▶ Short task
Take every line that has the string "Закона" and copy it out.

▶ Task inputs
+++
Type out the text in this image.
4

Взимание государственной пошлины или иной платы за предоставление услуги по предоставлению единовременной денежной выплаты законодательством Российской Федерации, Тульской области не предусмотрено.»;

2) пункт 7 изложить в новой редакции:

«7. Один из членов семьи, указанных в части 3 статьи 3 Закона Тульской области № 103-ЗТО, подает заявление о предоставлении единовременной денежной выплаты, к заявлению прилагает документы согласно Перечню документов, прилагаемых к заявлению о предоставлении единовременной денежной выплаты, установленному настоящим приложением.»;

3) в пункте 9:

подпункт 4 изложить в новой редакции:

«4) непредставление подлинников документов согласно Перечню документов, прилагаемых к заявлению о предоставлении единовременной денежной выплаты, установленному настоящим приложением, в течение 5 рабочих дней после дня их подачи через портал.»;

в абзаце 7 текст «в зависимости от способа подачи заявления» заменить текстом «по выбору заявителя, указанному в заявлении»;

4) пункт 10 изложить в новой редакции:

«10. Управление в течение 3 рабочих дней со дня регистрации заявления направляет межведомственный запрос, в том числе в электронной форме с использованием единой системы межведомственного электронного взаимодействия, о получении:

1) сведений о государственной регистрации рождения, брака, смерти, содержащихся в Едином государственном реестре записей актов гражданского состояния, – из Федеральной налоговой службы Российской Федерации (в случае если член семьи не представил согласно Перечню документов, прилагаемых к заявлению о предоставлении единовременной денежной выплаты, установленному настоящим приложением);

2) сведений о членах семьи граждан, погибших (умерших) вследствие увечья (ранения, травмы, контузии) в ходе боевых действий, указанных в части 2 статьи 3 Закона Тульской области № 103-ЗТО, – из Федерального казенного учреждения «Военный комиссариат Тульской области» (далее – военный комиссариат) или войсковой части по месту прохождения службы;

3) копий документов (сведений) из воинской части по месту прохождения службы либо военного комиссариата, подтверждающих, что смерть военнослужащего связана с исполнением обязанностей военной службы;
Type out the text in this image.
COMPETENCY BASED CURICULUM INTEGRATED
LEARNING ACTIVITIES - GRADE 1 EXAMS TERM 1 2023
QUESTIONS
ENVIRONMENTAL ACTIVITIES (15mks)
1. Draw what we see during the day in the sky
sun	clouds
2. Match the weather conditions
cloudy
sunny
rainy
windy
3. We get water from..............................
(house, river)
+++
▶ Output
«7. Один из членов семьи, указанных в части 3 статьи 3 Закона Тульской области № 103-ЗТО, подает заявление о предоставлении единовременной денежной выплаты, к заявлению прилагает документы согласно Перечню документов, прилагаемых к заявлению о предоставлении единовременной денежной выплаты, установленному настоящим приложением.»;
2) сведений о членах семьи граждан, погибших (умерших) вследствие увечья (ранения, травмы, контузии) в ходе боевых действий, указанных в части 2 статьи 3 Закона Тульской области № 103-ЗТО, – из Федерального казенного учреждения «Военный комиссариат Тульской области» (далее – военный комиссариат) или войсковой части по месту прохождения службы;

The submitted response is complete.